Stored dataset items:

· · · · ·

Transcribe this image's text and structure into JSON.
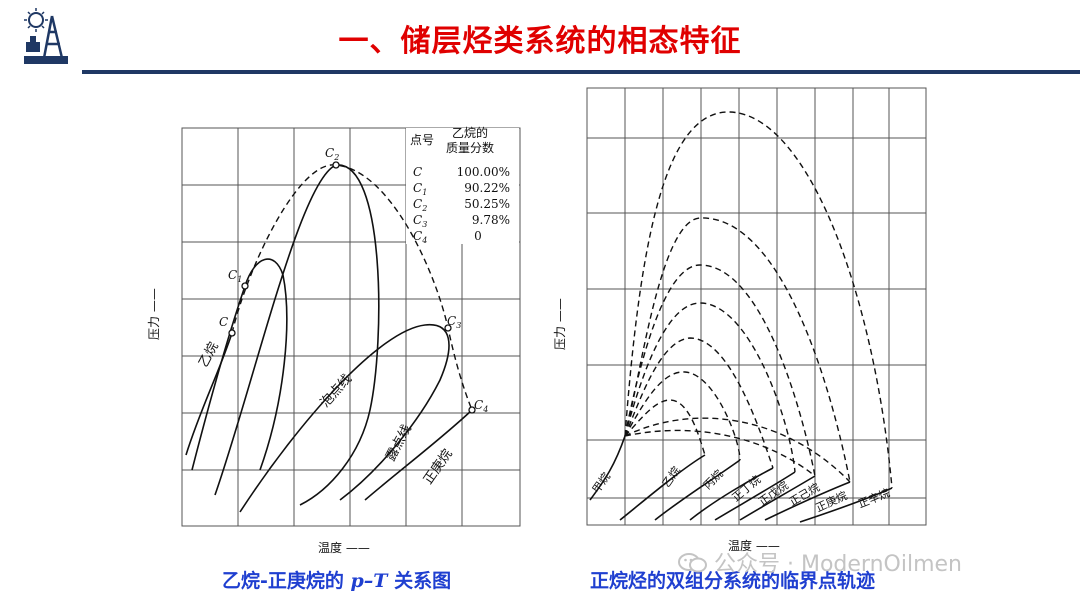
{
  "header": {
    "title": "一、储层烃类系统的相态特征",
    "accent_color": "#e00000",
    "rule_color": "#1f3864",
    "logo_icon": "oil-derrick-logo-icon"
  },
  "left_figure": {
    "y_label": "压力 ——",
    "x_label": "温度 ——",
    "table": {
      "col1_header": "点号",
      "col2_header_line1": "乙烷的",
      "col2_header_line2": "质量分数",
      "rows": [
        {
          "point": "C",
          "sub": "",
          "value": "100.00%"
        },
        {
          "point": "C",
          "sub": "1",
          "value": "90.22%"
        },
        {
          "point": "C",
          "sub": "2",
          "value": "50.25%"
        },
        {
          "point": "C",
          "sub": "3",
          "value": "9.78%"
        },
        {
          "point": "C",
          "sub": "4",
          "value": "0"
        }
      ]
    },
    "point_labels": {
      "c": "C",
      "c1": "C",
      "c1_sub": "1",
      "c2": "C",
      "c2_sub": "2",
      "c3": "C",
      "c3_sub": "3",
      "c4": "C",
      "c4_sub": "4"
    },
    "curve_labels": {
      "ethane": "乙烷",
      "bubble": "泡点线",
      "dew": "露点线",
      "heptane": "正庚烷"
    }
  },
  "right_figure": {
    "y_label": "压力 ——",
    "x_label": "温度 ——",
    "curve_labels": [
      "甲烷",
      "乙烷",
      "丙烷",
      "正丁烷",
      "正戊烷",
      "正己烷",
      "正庚烷",
      "正辛烷"
    ]
  },
  "captions": {
    "left_part1": "乙烷-正庚烷的 ",
    "left_italic": "p–T",
    "left_part2": " 关系图",
    "right": "正烷烃的双组分系统的临界点轨迹",
    "color": "#1f3fd0"
  },
  "watermark": {
    "text": "公众号 · ModernOilmen",
    "icon": "wechat-icon"
  }
}
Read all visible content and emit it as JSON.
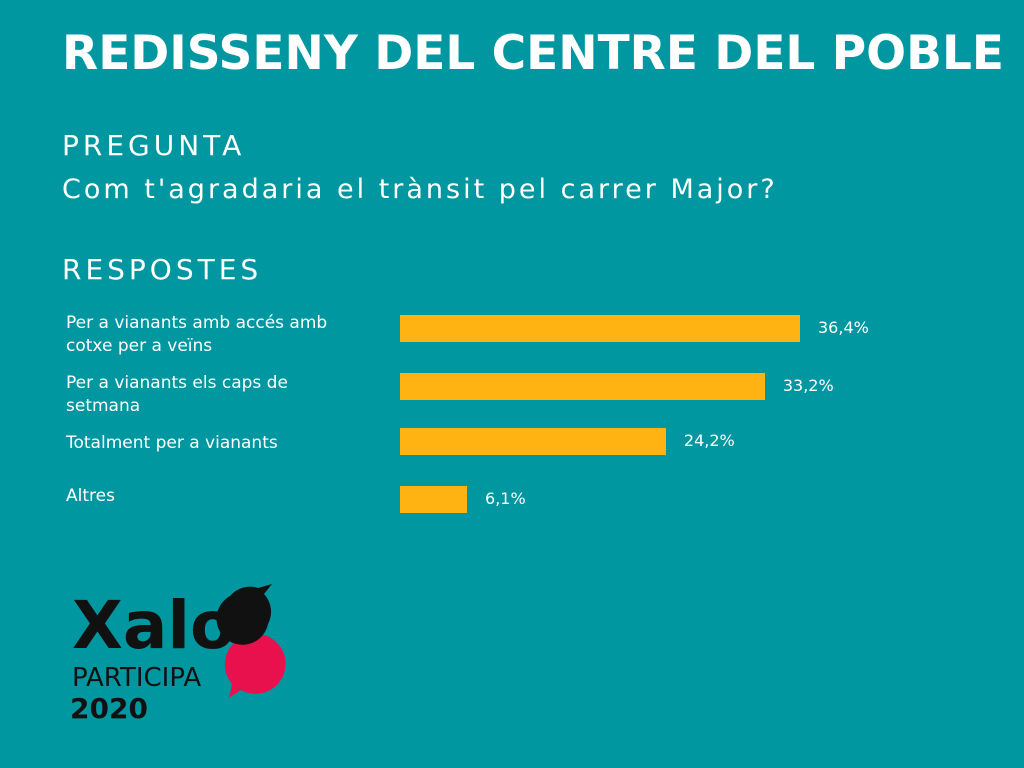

· · · · ·

** Task **
Copy all the records above exactly, but leave out the pictures.

** Result of the task **
Transcribe this image's text and structure into JSON.
{
  "header": {
    "title": "一、储层烃类系统的相态特征",
    "accent_color": "#e00000",
    "rule_color": "#1f3864",
    "logo_icon": "oil-derrick-logo-icon"
  },
  "left_figure": {
    "y_label": "压力 ——",
    "x_label": "温度 ——",
    "table": {
      "col1_header": "点号",
      "col2_header_line1": "乙烷的",
      "col2_header_line2": "质量分数",
      "rows": [
        {
          "point": "C",
          "sub": "",
          "value": "100.00%"
        },
        {
          "point": "C",
          "sub": "1",
          "value": "90.22%"
        },
        {
          "point": "C",
          "sub": "2",
          "value": "50.25%"
        },
        {
          "point": "C",
          "sub": "3",
          "value": "9.78%"
        },
        {
          "point": "C",
          "sub": "4",
          "value": "0"
        }
      ]
    },
    "point_labels": {
      "c": "C",
      "c1": "C",
      "c1_sub": "1",
      "c2": "C",
      "c2_sub": "2",
      "c3": "C",
      "c3_sub": "3",
      "c4": "C",
      "c4_sub": "4"
    },
    "curve_labels": {
      "ethane": "乙烷",
      "bubble": "泡点线",
      "dew": "露点线",
      "heptane": "正庚烷"
    }
  },
  "right_figure": {
    "y_label": "压力 ——",
    "x_label": "温度 ——",
    "curve_labels": [
      "甲烷",
      "乙烷",
      "丙烷",
      "正丁烷",
      "正戊烷",
      "正己烷",
      "正庚烷",
      "正辛烷"
    ]
  },
  "captions": {
    "left_part1": "乙烷-正庚烷的 ",
    "left_italic": "p–T",
    "left_part2": " 关系图",
    "right": "正烷烃的双组分系统的临界点轨迹",
    "color": "#1f3fd0"
  },
  "watermark": {
    "text": "公众号 · ModernOilmen",
    "icon": "wechat-icon"
  }
}
Read all visible content and emit it as JSON.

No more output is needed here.